Task details: Check every line below for the word "were" and give only the number of lines where it appears.

Supplied material:
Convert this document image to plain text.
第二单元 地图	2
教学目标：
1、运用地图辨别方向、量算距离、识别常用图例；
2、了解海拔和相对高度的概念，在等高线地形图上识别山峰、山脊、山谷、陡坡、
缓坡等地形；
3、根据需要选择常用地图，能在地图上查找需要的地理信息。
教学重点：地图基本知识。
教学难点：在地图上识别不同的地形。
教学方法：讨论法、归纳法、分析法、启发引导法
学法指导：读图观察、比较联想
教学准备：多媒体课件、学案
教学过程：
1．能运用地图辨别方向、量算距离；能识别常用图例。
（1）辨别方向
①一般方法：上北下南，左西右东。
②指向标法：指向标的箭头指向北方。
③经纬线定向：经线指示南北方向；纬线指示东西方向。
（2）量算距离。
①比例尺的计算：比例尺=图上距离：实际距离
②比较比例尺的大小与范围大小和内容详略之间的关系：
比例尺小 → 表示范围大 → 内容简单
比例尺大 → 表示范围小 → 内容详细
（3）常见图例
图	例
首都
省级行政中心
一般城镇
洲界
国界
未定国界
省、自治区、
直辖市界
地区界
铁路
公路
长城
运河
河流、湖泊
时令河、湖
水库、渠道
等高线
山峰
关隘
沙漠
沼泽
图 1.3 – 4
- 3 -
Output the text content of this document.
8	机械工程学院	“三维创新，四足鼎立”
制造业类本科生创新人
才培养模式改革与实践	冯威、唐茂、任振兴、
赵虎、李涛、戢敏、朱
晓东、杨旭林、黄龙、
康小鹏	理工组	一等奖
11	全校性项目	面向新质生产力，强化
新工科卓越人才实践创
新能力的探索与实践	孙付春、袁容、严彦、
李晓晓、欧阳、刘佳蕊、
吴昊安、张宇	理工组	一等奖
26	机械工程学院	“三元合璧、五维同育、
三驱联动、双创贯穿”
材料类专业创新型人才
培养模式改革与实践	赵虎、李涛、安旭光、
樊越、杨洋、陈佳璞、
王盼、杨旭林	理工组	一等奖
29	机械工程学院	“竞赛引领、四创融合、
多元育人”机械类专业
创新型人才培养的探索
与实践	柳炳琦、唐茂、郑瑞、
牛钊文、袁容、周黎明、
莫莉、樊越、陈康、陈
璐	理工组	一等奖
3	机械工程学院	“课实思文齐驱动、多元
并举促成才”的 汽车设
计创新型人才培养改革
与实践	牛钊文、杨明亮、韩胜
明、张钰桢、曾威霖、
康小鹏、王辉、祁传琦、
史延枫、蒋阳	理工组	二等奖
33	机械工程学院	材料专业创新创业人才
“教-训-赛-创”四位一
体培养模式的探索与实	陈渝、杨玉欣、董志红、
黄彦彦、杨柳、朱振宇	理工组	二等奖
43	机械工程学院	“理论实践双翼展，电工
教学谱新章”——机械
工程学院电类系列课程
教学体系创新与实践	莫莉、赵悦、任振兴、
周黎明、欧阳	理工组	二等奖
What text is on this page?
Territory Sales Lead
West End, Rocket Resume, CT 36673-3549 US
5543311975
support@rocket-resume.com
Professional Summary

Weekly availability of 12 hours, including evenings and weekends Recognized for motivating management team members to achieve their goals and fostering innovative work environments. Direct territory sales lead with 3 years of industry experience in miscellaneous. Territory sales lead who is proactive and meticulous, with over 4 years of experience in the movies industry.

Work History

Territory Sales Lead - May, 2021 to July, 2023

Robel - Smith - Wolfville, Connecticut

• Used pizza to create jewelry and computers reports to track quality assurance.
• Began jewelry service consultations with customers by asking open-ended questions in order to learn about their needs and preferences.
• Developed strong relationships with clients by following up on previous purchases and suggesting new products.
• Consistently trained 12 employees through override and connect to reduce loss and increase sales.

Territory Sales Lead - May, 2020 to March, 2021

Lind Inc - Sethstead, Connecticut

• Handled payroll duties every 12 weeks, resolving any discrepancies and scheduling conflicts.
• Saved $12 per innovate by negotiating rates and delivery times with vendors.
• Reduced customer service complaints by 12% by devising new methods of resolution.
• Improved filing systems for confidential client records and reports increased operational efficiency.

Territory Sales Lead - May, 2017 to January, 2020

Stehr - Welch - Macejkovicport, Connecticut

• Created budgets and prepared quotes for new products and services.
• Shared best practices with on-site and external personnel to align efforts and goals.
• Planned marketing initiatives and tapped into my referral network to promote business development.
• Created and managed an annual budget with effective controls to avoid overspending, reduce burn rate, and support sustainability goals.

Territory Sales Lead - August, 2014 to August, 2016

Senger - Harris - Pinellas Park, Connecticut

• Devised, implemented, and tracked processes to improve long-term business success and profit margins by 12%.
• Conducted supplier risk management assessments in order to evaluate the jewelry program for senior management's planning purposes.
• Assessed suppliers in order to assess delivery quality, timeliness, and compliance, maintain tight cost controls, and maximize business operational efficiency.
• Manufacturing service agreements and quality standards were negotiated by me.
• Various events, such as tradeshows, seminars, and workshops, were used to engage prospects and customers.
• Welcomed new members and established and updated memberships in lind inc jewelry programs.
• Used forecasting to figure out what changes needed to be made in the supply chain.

Solution for this problem: 2